Rows from a figure dataset:
▶

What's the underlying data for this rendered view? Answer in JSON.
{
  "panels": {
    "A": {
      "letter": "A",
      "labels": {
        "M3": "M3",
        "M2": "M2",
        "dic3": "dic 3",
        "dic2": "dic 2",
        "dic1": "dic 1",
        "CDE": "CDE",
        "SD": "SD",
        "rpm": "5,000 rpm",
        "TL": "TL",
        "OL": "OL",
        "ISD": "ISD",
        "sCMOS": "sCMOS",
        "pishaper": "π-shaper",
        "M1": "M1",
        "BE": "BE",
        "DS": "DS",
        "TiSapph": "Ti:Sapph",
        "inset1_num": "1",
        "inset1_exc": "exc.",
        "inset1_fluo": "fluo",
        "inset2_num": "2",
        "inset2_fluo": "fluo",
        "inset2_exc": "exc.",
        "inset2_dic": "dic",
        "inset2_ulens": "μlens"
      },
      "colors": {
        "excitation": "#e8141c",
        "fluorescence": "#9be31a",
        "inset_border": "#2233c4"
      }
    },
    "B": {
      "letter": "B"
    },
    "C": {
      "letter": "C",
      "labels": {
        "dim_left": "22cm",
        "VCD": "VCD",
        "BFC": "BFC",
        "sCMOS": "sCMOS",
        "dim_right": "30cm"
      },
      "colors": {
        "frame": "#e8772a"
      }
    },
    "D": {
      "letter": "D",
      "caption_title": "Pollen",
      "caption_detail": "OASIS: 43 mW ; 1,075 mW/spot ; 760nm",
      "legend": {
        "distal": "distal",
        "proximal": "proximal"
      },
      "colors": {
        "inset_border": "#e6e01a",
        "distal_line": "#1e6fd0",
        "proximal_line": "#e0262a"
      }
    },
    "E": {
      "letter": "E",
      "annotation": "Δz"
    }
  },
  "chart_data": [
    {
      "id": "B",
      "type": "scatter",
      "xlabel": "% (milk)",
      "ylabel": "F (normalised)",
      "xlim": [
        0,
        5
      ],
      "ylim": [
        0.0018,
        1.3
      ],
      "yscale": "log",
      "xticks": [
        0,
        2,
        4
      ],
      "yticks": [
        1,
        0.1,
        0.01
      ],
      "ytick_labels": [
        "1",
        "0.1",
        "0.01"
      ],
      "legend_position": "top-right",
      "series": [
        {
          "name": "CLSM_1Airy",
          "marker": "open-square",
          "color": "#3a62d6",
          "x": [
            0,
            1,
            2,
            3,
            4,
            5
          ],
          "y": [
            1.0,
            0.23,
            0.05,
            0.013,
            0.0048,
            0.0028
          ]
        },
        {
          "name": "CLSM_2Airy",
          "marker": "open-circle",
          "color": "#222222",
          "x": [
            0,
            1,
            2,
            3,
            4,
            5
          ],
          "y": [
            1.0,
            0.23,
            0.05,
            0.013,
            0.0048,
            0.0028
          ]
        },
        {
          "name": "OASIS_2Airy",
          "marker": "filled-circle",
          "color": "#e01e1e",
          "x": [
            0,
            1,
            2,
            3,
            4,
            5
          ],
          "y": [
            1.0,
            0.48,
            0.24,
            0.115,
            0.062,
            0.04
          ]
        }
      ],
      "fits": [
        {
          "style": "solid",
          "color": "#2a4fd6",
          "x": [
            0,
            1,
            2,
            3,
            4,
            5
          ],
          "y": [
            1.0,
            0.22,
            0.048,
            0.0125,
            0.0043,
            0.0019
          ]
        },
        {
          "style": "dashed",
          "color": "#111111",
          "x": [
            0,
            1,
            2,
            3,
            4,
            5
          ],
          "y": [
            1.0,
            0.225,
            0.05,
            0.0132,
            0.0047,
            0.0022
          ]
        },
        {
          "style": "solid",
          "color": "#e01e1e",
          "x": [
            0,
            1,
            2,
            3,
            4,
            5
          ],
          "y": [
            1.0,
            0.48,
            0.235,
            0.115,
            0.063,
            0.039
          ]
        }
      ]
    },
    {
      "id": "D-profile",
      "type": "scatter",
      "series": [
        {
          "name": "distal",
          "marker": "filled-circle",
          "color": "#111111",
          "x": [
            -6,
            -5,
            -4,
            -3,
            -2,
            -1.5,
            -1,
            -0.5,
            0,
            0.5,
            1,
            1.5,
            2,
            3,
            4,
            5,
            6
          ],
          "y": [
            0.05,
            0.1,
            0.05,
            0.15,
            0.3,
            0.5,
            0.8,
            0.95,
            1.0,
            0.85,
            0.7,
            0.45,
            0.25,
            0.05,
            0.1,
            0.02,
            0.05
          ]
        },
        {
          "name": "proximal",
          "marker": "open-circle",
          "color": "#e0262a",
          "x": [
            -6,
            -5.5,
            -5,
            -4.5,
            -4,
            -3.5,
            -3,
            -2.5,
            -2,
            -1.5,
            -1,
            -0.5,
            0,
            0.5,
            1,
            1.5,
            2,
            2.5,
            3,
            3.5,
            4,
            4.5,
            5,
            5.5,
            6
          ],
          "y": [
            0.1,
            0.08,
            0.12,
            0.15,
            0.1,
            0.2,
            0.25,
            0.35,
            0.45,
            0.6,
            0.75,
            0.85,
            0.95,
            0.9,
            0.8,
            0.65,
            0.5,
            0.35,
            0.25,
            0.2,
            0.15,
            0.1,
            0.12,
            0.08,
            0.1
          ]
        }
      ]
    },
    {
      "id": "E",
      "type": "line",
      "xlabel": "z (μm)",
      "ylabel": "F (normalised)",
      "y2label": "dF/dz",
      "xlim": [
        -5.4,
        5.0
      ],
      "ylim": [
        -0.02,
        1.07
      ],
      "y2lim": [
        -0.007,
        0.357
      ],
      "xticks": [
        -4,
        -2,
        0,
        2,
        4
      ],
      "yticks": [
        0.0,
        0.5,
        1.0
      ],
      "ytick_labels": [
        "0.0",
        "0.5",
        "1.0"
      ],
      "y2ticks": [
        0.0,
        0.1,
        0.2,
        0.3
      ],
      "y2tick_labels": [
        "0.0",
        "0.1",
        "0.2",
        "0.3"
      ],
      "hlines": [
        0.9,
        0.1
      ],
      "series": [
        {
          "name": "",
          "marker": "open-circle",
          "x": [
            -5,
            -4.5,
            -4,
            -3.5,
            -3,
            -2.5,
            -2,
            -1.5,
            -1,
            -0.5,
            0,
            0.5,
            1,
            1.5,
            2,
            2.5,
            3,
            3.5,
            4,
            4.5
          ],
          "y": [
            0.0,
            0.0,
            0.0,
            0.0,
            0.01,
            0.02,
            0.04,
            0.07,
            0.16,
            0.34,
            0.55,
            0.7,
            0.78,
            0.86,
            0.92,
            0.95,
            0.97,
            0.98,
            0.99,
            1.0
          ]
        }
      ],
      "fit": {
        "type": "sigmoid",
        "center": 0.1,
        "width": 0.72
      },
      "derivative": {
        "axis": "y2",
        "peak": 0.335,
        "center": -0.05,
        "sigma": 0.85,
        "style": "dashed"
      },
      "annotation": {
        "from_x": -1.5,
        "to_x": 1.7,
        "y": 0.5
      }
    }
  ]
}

◀

### REQUIRED WORK
Go through the records above and set each one down exactly, please.

### TASK SOLUTION
What's the underlying data for this rendered view? Answer in JSON.
{
  "panels": {
    "A": {
      "letter": "A",
      "labels": {
        "M3": "M3",
        "M2": "M2",
        "dic3": "dic 3",
        "dic2": "dic 2",
        "dic1": "dic 1",
        "CDE": "CDE",
        "SD": "SD",
        "rpm": "5,000 rpm",
        "TL": "TL",
        "OL": "OL",
        "ISD": "ISD",
        "sCMOS": "sCMOS",
        "pishaper": "π-shaper",
        "M1": "M1",
        "BE": "BE",
        "DS": "DS",
        "TiSapph": "Ti:Sapph",
        "inset1_num": "1",
        "inset1_exc": "exc.",
        "inset1_fluo": "fluo",
        "inset2_num": "2",
        "inset2_fluo": "fluo",
        "inset2_exc": "exc.",
        "inset2_dic": "dic",
        "inset2_ulens": "μlens"
      },
      "colors": {
        "excitation": "#e8141c",
        "fluorescence": "#9be31a",
        "inset_border": "#2233c4"
      }
    },
    "B": {
      "letter": "B"
    },
    "C": {
      "letter": "C",
      "labels": {
        "dim_left": "22cm",
        "VCD": "VCD",
        "BFC": "BFC",
        "sCMOS": "sCMOS",
        "dim_right": "30cm"
      },
      "colors": {
        "frame": "#e8772a"
      }
    },
    "D": {
      "letter": "D",
      "caption_title": "Pollen",
      "caption_detail": "OASIS: 43 mW ; 1,075 mW/spot ; 760nm",
      "legend": {
        "distal": "distal",
        "proximal": "proximal"
      },
      "colors": {
        "inset_border": "#e6e01a",
        "distal_line": "#1e6fd0",
        "proximal_line": "#e0262a"
      }
    },
    "E": {
      "letter": "E",
      "annotation": "Δz"
    }
  },
  "chart_data": [
    {
      "id": "B",
      "type": "scatter",
      "xlabel": "% (milk)",
      "ylabel": "F (normalised)",
      "xlim": [
        0,
        5
      ],
      "ylim": [
        0.0018,
        1.3
      ],
      "yscale": "log",
      "xticks": [
        0,
        2,
        4
      ],
      "yticks": [
        1,
        0.1,
        0.01
      ],
      "ytick_labels": [
        "1",
        "0.1",
        "0.01"
      ],
      "legend_position": "top-right",
      "series": [
        {
          "name": "CLSM_1Airy",
          "marker": "open-square",
          "color": "#3a62d6",
          "x": [
            0,
            1,
            2,
            3,
            4,
            5
          ],
          "y": [
            1.0,
            0.23,
            0.05,
            0.013,
            0.0048,
            0.0028
          ]
        },
        {
          "name": "CLSM_2Airy",
          "marker": "open-circle",
          "color": "#222222",
          "x": [
            0,
            1,
            2,
            3,
            4,
            5
          ],
          "y": [
            1.0,
            0.23,
            0.05,
            0.013,
            0.0048,
            0.0028
          ]
        },
        {
          "name": "OASIS_2Airy",
          "marker": "filled-circle",
          "color": "#e01e1e",
          "x": [
            0,
            1,
            2,
            3,
            4,
            5
          ],
          "y": [
            1.0,
            0.48,
            0.24,
            0.115,
            0.062,
            0.04
          ]
        }
      ],
      "fits": [
        {
          "style": "solid",
          "color": "#2a4fd6",
          "x": [
            0,
            1,
            2,
            3,
            4,
            5
          ],
          "y": [
            1.0,
            0.22,
            0.048,
            0.0125,
            0.0043,
            0.0019
          ]
        },
        {
          "style": "dashed",
          "color": "#111111",
          "x": [
            0,
            1,
            2,
            3,
            4,
            5
          ],
          "y": [
            1.0,
            0.225,
            0.05,
            0.0132,
            0.0047,
            0.0022
          ]
        },
        {
          "style": "solid",
          "color": "#e01e1e",
          "x": [
            0,
            1,
            2,
            3,
            4,
            5
          ],
          "y": [
            1.0,
            0.48,
            0.235,
            0.115,
            0.063,
            0.039
          ]
        }
      ]
    },
    {
      "id": "D-profile",
      "type": "scatter",
      "series": [
        {
          "name": "distal",
          "marker": "filled-circle",
          "color": "#111111",
          "x": [
            -6,
            -5,
            -4,
            -3,
            -2,
            -1.5,
            -1,
            -0.5,
            0,
            0.5,
            1,
            1.5,
            2,
            3,
            4,
            5,
            6
          ],
          "y": [
            0.05,
            0.1,
            0.05,
            0.15,
            0.3,
            0.5,
            0.8,
            0.95,
            1.0,
            0.85,
            0.7,
            0.45,
            0.25,
            0.05,
            0.1,
            0.02,
            0.05
          ]
        },
        {
          "name": "proximal",
          "marker": "open-circle",
          "color": "#e0262a",
          "x": [
            -6,
            -5.5,
            -5,
            -4.5,
            -4,
            -3.5,
            -3,
            -2.5,
            -2,
            -1.5,
            -1,
            -0.5,
            0,
            0.5,
            1,
            1.5,
            2,
            2.5,
            3,
            3.5,
            4,
            4.5,
            5,
            5.5,
            6
          ],
          "y": [
            0.1,
            0.08,
            0.12,
            0.15,
            0.1,
            0.2,
            0.25,
            0.35,
            0.45,
            0.6,
            0.75,
            0.85,
            0.95,
            0.9,
            0.8,
            0.65,
            0.5,
            0.35,
            0.25,
            0.2,
            0.15,
            0.1,
            0.12,
            0.08,
            0.1
          ]
        }
      ]
    },
    {
      "id": "E",
      "type": "line",
      "xlabel": "z (μm)",
      "ylabel": "F (normalised)",
      "y2label": "dF/dz",
      "xlim": [
        -5.4,
        5.0
      ],
      "ylim": [
        -0.02,
        1.07
      ],
      "y2lim": [
        -0.007,
        0.357
      ],
      "xticks": [
        -4,
        -2,
        0,
        2,
        4
      ],
      "yticks": [
        0.0,
        0.5,
        1.0
      ],
      "ytick_labels": [
        "0.0",
        "0.5",
        "1.0"
      ],
      "y2ticks": [
        0.0,
        0.1,
        0.2,
        0.3
      ],
      "y2tick_labels": [
        "0.0",
        "0.1",
        "0.2",
        "0.3"
      ],
      "hlines": [
        0.9,
        0.1
      ],
      "series": [
        {
          "name": "",
          "marker": "open-circle",
          "x": [
            -5,
            -4.5,
            -4,
            -3.5,
            -3,
            -2.5,
            -2,
            -1.5,
            -1,
            -0.5,
            0,
            0.5,
            1,
            1.5,
            2,
            2.5,
            3,
            3.5,
            4,
            4.5
          ],
          "y": [
            0.0,
            0.0,
            0.0,
            0.0,
            0.01,
            0.02,
            0.04,
            0.07,
            0.16,
            0.34,
            0.55,
            0.7,
            0.78,
            0.86,
            0.92,
            0.95,
            0.97,
            0.98,
            0.99,
            1.0
          ]
        }
      ],
      "fit": {
        "type": "sigmoid",
        "center": 0.1,
        "width": 0.72
      },
      "derivative": {
        "axis": "y2",
        "peak": 0.335,
        "center": -0.05,
        "sigma": 0.85,
        "style": "dashed"
      },
      "annotation": {
        "from_x": -1.5,
        "to_x": 1.7,
        "y": 0.5
      }
    }
  ]
}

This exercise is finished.